# Start of Task data

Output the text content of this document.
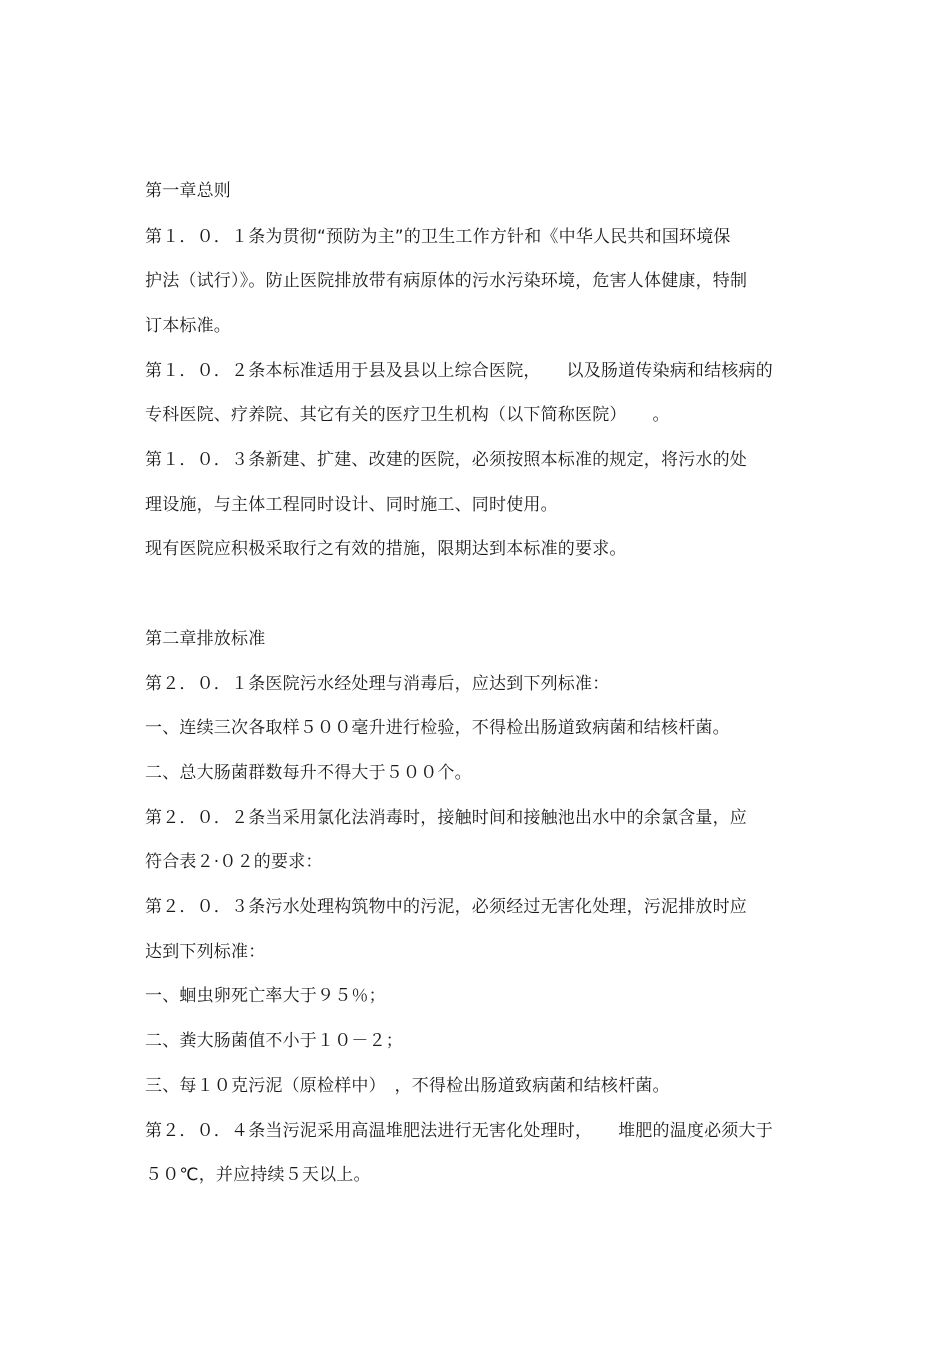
第一章总则
第１．０．１条为贯彻“预防为主”的卫生工作方针和《中华人民共和国环境保
护法（试行）》。防止医院排放带有病原体的污水污染环境，危害人体健康，特制
订本标准。
第１．０．２条本标准适用于县及县以上综合医院，　　以及肠道传染病和结核病的
专科医院、疗养院、其它有关的医疗卫生机构（以下简称医院）　　。
第１．０．３条新建、扩建、改建的医院，必须按照本标准的规定，将污水的处
理设施，与主体工程同时设计、同时施工、同时使用。
现有医院应积极采取行之有效的措施，限期达到本标准的要求。
第二章排放标准
第２．０．１条医院污水经处理与消毒后，应达到下列标准：
一、连续三次各取样５００毫升进行检验，不得检出肠道致病菌和结核杆菌。
二、总大肠菌群数每升不得大于５００个。
第２．０．２条当采用氯化法消毒时，接触时间和接触池出水中的余氯含量，应
符合表２·０２的要求：
第２．０．３条污水处理构筑物中的污泥，必须经过无害化处理，污泥排放时应
达到下列标准：
一、蛔虫卵死亡率大于９５％；
二、粪大肠菌值不小于１０－２；
三、每１０克污泥（原检样中）　，不得检出肠道致病菌和结核杆菌。
第２．０．４条当污泥采用高温堆肥法进行无害化处理时，　　堆肥的温度必须大于
５０℃，并应持续５天以上。
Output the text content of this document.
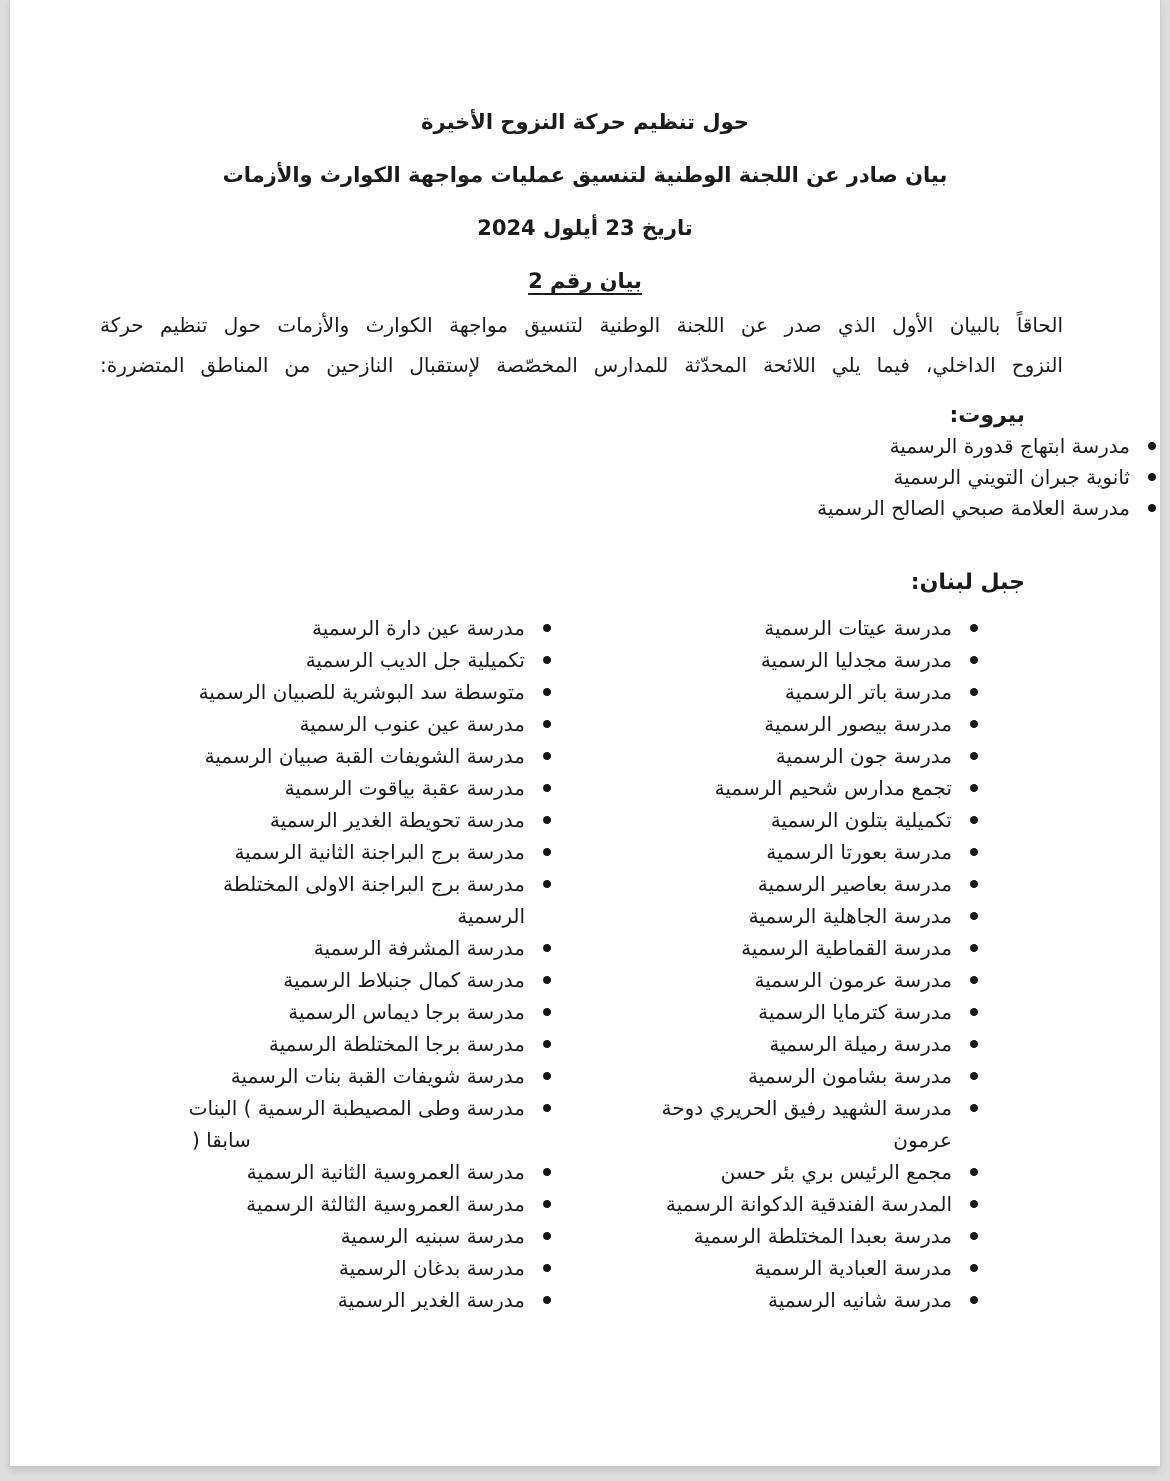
حول تنظيم حركة النزوح الأخيرة
بيان صادر عن اللجنة الوطنية لتنسيق عمليات مواجهة الكوارث والأزمات
تاريخ 23 أيلول 2024
بيان رقم 2
الحاقاً بالبيان الأول الذي صدر عن اللجنة الوطنية لتنسيق مواجهة الكوارث والأزمات حول تنظيم حركة
النزوح الداخلي، فيما يلي اللائحة المحدّثة للمدارس المخصّصة لإستقبال النازحين من المناطق المتضررة:
بيروت:
مدرسة ابتهاج قدورة الرسمية
ثانوية جبران التويني الرسمية
مدرسة العلامة صبحي الصالح الرسمية
جبل لبنان:
مدرسة عيتات الرسمية
مدرسة مجدليا الرسمية
مدرسة باتر الرسمية
مدرسة بيصور الرسمية
مدرسة جون الرسمية
تجمع مدارس شحيم الرسمية
تكميلية بتلون الرسمية
مدرسة بعورتا الرسمية
مدرسة بعاصير الرسمية
مدرسة الجاهلية الرسمية
مدرسة القماطية الرسمية
مدرسة عرمون الرسمية
مدرسة كترمايا الرسمية
مدرسة رميلة الرسمية
مدرسة بشامون الرسمية
مدرسة الشهيد رفيق الحريري دوحة
عرمون
مجمع الرئيس بري بئر حسن
المدرسة الفندقية الدكوانة الرسمية
مدرسة بعبدا المختلطة الرسمية
مدرسة العبادية الرسمية
مدرسة شانيه الرسمية
مدرسة عين دارة الرسمية
تكميلية جل الديب الرسمية
متوسطة سد البوشرية للصبيان الرسمية
مدرسة عين عنوب الرسمية
مدرسة الشويفات القبة صبيان الرسمية
مدرسة عقبة بياقوت الرسمية
مدرسة تحويطة الغدير الرسمية
مدرسة برج البراجنة الثانية الرسمية
مدرسة برج البراجنة الاولى المختلطة
الرسمية
مدرسة المشرفة الرسمية
مدرسة كمال جنبلاط الرسمية
مدرسة برجا ديماس الرسمية
مدرسة برجا المختلطة الرسمية
مدرسة شويفات القبة بنات الرسمية
مدرسة وطى المصيطبة الرسمية ) البنات
سابقا (
مدرسة العمروسية الثانية الرسمية
مدرسة العمروسية الثالثة الرسمية
مدرسة سبنيه الرسمية
مدرسة بدغان الرسمية
مدرسة الغدير الرسمية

# End of Task data

▸ **What is asked**
Leave images out of the retyped records; keep all else exact.

▸ **Correct response**
Output the text content of this document.
第一章总则
第１．０．１条为贯彻“预防为主”的卫生工作方针和《中华人民共和国环境保
护法（试行）》。防止医院排放带有病原体的污水污染环境，危害人体健康，特制
订本标准。
第１．０．２条本标准适用于县及县以上综合医院，　　以及肠道传染病和结核病的
专科医院、疗养院、其它有关的医疗卫生机构（以下简称医院）　　。
第１．０．３条新建、扩建、改建的医院，必须按照本标准的规定，将污水的处
理设施，与主体工程同时设计、同时施工、同时使用。
现有医院应积极采取行之有效的措施，限期达到本标准的要求。
第二章排放标准
第２．０．１条医院污水经处理与消毒后，应达到下列标准：
一、连续三次各取样５００毫升进行检验，不得检出肠道致病菌和结核杆菌。
二、总大肠菌群数每升不得大于５００个。
第２．０．２条当采用氯化法消毒时，接触时间和接触池出水中的余氯含量，应
符合表２·０２的要求：
第２．０．３条污水处理构筑物中的污泥，必须经过无害化处理，污泥排放时应
达到下列标准：
一、蛔虫卵死亡率大于９５％；
二、粪大肠菌值不小于１０－２；
三、每１０克污泥（原检样中）　，不得检出肠道致病菌和结核杆菌。
第２．０．４条当污泥采用高温堆肥法进行无害化处理时，　　堆肥的温度必须大于
５０℃，并应持续５天以上。
Output the text content of this document.
حول تنظيم حركة النزوح الأخيرة
بيان صادر عن اللجنة الوطنية لتنسيق عمليات مواجهة الكوارث والأزمات
تاريخ 23 أيلول 2024
بيان رقم 2
الحاقاً بالبيان الأول الذي صدر عن اللجنة الوطنية لتنسيق مواجهة الكوارث والأزمات حول تنظيم حركة
النزوح الداخلي، فيما يلي اللائحة المحدّثة للمدارس المخصّصة لإستقبال النازحين من المناطق المتضررة:
بيروت:
مدرسة ابتهاج قدورة الرسمية
ثانوية جبران التويني الرسمية
مدرسة العلامة صبحي الصالح الرسمية
جبل لبنان:
مدرسة عيتات الرسمية
مدرسة مجدليا الرسمية
مدرسة باتر الرسمية
مدرسة بيصور الرسمية
مدرسة جون الرسمية
تجمع مدارس شحيم الرسمية
تكميلية بتلون الرسمية
مدرسة بعورتا الرسمية
مدرسة بعاصير الرسمية
مدرسة الجاهلية الرسمية
مدرسة القماطية الرسمية
مدرسة عرمون الرسمية
مدرسة كترمايا الرسمية
مدرسة رميلة الرسمية
مدرسة بشامون الرسمية
مدرسة الشهيد رفيق الحريري دوحة
عرمون
مجمع الرئيس بري بئر حسن
المدرسة الفندقية الدكوانة الرسمية
مدرسة بعبدا المختلطة الرسمية
مدرسة العبادية الرسمية
مدرسة شانيه الرسمية
مدرسة عين دارة الرسمية
تكميلية جل الديب الرسمية
متوسطة سد البوشرية للصبيان الرسمية
مدرسة عين عنوب الرسمية
مدرسة الشويفات القبة صبيان الرسمية
مدرسة عقبة بياقوت الرسمية
مدرسة تحويطة الغدير الرسمية
مدرسة برج البراجنة الثانية الرسمية
مدرسة برج البراجنة الاولى المختلطة
الرسمية
مدرسة المشرفة الرسمية
مدرسة كمال جنبلاط الرسمية
مدرسة برجا ديماس الرسمية
مدرسة برجا المختلطة الرسمية
مدرسة شويفات القبة بنات الرسمية
مدرسة وطى المصيطبة الرسمية ) البنات
سابقا (
مدرسة العمروسية الثانية الرسمية
مدرسة العمروسية الثالثة الرسمية
مدرسة سبنيه الرسمية
مدرسة بدغان الرسمية
مدرسة الغدير الرسمية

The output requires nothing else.